* begin INFORMATION SUPPLIED *

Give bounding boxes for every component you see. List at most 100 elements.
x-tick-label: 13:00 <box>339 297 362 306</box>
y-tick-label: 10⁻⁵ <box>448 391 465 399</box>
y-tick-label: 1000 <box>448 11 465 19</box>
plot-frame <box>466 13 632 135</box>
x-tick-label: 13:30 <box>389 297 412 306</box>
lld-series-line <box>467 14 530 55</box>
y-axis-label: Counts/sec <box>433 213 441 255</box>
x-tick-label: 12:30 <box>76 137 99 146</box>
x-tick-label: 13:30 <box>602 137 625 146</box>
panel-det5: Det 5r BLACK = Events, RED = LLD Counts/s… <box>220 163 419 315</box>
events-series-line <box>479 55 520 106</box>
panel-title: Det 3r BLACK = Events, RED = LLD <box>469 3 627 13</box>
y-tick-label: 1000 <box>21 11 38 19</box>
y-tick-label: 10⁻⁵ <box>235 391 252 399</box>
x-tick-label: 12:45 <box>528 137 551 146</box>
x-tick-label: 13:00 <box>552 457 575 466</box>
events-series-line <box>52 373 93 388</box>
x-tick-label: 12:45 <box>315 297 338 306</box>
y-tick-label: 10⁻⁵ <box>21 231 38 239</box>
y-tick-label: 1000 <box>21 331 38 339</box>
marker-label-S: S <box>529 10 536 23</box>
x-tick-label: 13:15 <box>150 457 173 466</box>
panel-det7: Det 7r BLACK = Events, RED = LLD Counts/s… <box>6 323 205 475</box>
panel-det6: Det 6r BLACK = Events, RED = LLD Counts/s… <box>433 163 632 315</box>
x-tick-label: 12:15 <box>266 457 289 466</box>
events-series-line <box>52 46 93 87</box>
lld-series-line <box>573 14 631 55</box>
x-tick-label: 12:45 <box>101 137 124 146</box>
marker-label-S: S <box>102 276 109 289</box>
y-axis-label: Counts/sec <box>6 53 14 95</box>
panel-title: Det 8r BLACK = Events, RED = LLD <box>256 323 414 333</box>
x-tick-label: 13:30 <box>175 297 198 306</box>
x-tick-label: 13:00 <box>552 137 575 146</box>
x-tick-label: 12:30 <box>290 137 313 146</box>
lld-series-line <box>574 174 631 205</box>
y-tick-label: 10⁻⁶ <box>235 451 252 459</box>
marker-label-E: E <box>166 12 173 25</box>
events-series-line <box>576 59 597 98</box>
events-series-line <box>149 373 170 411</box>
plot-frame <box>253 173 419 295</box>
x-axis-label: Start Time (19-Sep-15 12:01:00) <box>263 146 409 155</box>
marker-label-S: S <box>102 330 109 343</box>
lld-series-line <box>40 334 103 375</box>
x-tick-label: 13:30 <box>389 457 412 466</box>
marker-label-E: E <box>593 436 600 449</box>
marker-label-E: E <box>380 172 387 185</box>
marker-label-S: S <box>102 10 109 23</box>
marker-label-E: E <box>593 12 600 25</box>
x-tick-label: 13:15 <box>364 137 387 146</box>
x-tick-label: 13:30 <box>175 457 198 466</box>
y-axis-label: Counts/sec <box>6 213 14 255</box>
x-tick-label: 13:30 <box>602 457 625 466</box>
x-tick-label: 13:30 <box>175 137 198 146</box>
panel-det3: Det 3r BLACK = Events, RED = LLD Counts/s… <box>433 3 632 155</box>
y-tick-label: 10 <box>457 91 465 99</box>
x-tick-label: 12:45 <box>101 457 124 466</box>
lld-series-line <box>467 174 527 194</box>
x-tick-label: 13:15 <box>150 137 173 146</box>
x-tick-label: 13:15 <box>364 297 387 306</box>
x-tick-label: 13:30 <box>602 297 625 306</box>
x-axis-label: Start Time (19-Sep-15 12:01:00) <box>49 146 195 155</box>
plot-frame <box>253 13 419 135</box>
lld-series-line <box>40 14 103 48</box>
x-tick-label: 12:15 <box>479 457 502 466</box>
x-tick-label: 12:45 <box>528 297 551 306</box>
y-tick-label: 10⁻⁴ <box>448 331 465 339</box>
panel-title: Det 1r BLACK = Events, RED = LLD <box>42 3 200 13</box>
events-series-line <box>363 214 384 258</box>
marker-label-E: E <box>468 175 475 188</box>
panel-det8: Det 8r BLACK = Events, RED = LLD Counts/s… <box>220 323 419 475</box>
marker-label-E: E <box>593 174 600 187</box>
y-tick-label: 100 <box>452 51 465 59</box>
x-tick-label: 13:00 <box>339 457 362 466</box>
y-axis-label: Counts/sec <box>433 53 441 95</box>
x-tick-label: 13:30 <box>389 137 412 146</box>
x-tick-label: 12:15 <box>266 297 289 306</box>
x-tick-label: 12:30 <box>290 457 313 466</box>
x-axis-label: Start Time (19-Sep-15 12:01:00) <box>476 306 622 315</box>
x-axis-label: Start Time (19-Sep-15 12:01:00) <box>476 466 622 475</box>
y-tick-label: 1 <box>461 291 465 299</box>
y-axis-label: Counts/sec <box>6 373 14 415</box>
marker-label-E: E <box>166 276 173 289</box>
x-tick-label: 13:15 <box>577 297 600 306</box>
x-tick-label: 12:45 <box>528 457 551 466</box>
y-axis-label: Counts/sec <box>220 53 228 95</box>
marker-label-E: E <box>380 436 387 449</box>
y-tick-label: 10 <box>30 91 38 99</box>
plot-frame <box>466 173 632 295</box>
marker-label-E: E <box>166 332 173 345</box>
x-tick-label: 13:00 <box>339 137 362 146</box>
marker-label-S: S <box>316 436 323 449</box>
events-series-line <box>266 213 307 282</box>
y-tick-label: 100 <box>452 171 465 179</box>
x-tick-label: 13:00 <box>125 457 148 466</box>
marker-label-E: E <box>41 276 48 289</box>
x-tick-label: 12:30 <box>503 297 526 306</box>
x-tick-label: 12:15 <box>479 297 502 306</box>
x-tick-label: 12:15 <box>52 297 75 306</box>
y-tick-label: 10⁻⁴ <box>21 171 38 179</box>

* end INFORMATION SUPPLIED *

TASK DIRECTIONS
Reproduce every one of the records above, line for line and without any change.

RESULT
Give bounding boxes for every component you see. List at most 100 elements.
x-tick-label: 13:00 <box>339 297 362 306</box>
y-tick-label: 10⁻⁵ <box>448 391 465 399</box>
y-tick-label: 1000 <box>448 11 465 19</box>
plot-frame <box>466 13 632 135</box>
x-tick-label: 13:30 <box>389 297 412 306</box>
lld-series-line <box>467 14 530 55</box>
y-axis-label: Counts/sec <box>433 213 441 255</box>
x-tick-label: 12:30 <box>76 137 99 146</box>
x-tick-label: 13:30 <box>602 137 625 146</box>
panel-det5: Det 5r BLACK = Events, RED = LLD Counts/s… <box>220 163 419 315</box>
events-series-line <box>479 55 520 106</box>
panel-title: Det 3r BLACK = Events, RED = LLD <box>469 3 627 13</box>
y-tick-label: 1000 <box>21 11 38 19</box>
y-tick-label: 10⁻⁵ <box>235 391 252 399</box>
x-tick-label: 12:45 <box>528 137 551 146</box>
x-tick-label: 13:00 <box>552 457 575 466</box>
events-series-line <box>52 373 93 388</box>
x-tick-label: 12:45 <box>315 297 338 306</box>
y-tick-label: 10⁻⁵ <box>21 231 38 239</box>
y-tick-label: 1000 <box>21 331 38 339</box>
marker-label-S: S <box>529 10 536 23</box>
x-tick-label: 13:15 <box>150 457 173 466</box>
panel-det7: Det 7r BLACK = Events, RED = LLD Counts/s… <box>6 323 205 475</box>
panel-det6: Det 6r BLACK = Events, RED = LLD Counts/s… <box>433 163 632 315</box>
x-tick-label: 12:15 <box>266 457 289 466</box>
events-series-line <box>52 46 93 87</box>
lld-series-line <box>573 14 631 55</box>
x-tick-label: 12:45 <box>101 137 124 146</box>
marker-label-S: S <box>102 276 109 289</box>
y-axis-label: Counts/sec <box>6 53 14 95</box>
panel-title: Det 8r BLACK = Events, RED = LLD <box>256 323 414 333</box>
x-tick-label: 13:30 <box>175 297 198 306</box>
x-tick-label: 13:00 <box>552 137 575 146</box>
x-tick-label: 12:30 <box>290 137 313 146</box>
lld-series-line <box>574 174 631 205</box>
y-tick-label: 10⁻⁶ <box>235 451 252 459</box>
marker-label-E: E <box>166 12 173 25</box>
events-series-line <box>576 59 597 98</box>
events-series-line <box>149 373 170 411</box>
plot-frame <box>253 173 419 295</box>
x-axis-label: Start Time (19-Sep-15 12:01:00) <box>263 146 409 155</box>
marker-label-S: S <box>102 330 109 343</box>
lld-series-line <box>40 334 103 375</box>
x-tick-label: 13:30 <box>389 457 412 466</box>
marker-label-E: E <box>593 436 600 449</box>
marker-label-E: E <box>380 172 387 185</box>
marker-label-S: S <box>102 10 109 23</box>
marker-label-E: E <box>593 12 600 25</box>
x-tick-label: 13:15 <box>364 137 387 146</box>
x-tick-label: 13:30 <box>175 457 198 466</box>
y-axis-label: Counts/sec <box>6 213 14 255</box>
x-tick-label: 13:30 <box>602 457 625 466</box>
x-tick-label: 13:30 <box>175 137 198 146</box>
panel-det3: Det 3r BLACK = Events, RED = LLD Counts/s… <box>433 3 632 155</box>
y-tick-label: 10 <box>457 91 465 99</box>
x-tick-label: 12:45 <box>101 457 124 466</box>
lld-series-line <box>467 174 527 194</box>
x-tick-label: 13:15 <box>150 137 173 146</box>
x-tick-label: 13:15 <box>364 297 387 306</box>
x-tick-label: 13:30 <box>602 297 625 306</box>
x-axis-label: Start Time (19-Sep-15 12:01:00) <box>49 146 195 155</box>
plot-frame <box>253 13 419 135</box>
lld-series-line <box>40 14 103 48</box>
x-tick-label: 12:15 <box>479 457 502 466</box>
x-tick-label: 12:45 <box>528 297 551 306</box>
y-tick-label: 10⁻⁴ <box>448 331 465 339</box>
panel-title: Det 1r BLACK = Events, RED = LLD <box>42 3 200 13</box>
events-series-line <box>363 214 384 258</box>
marker-label-E: E <box>468 175 475 188</box>
panel-det8: Det 8r BLACK = Events, RED = LLD Counts/s… <box>220 323 419 475</box>
marker-label-E: E <box>593 174 600 187</box>
y-tick-label: 100 <box>452 51 465 59</box>
x-tick-label: 13:00 <box>339 457 362 466</box>
y-axis-label: Counts/sec <box>433 53 441 95</box>
x-tick-label: 13:30 <box>389 137 412 146</box>
x-tick-label: 12:15 <box>266 297 289 306</box>
x-tick-label: 12:30 <box>290 457 313 466</box>
x-axis-label: Start Time (19-Sep-15 12:01:00) <box>476 306 622 315</box>
x-axis-label: Start Time (19-Sep-15 12:01:00) <box>476 466 622 475</box>
y-tick-label: 1 <box>461 291 465 299</box>
y-axis-label: Counts/sec <box>6 373 14 415</box>
marker-label-E: E <box>166 276 173 289</box>
x-tick-label: 13:15 <box>577 297 600 306</box>
x-tick-label: 12:45 <box>528 457 551 466</box>
y-axis-label: Counts/sec <box>220 53 228 95</box>
marker-label-E: E <box>380 436 387 449</box>
y-tick-label: 10 <box>30 91 38 99</box>
plot-frame <box>466 173 632 295</box>
marker-label-E: E <box>166 332 173 345</box>
x-tick-label: 13:00 <box>339 137 362 146</box>
marker-label-S: S <box>316 436 323 449</box>
events-series-line <box>266 213 307 282</box>
y-tick-label: 100 <box>452 171 465 179</box>
x-tick-label: 13:00 <box>125 457 148 466</box>
marker-label-E: E <box>41 276 48 289</box>
x-tick-label: 12:30 <box>503 297 526 306</box>
x-tick-label: 12:15 <box>479 297 502 306</box>
x-tick-label: 12:15 <box>52 297 75 306</box>
y-tick-label: 10⁻⁴ <box>21 171 38 179</box>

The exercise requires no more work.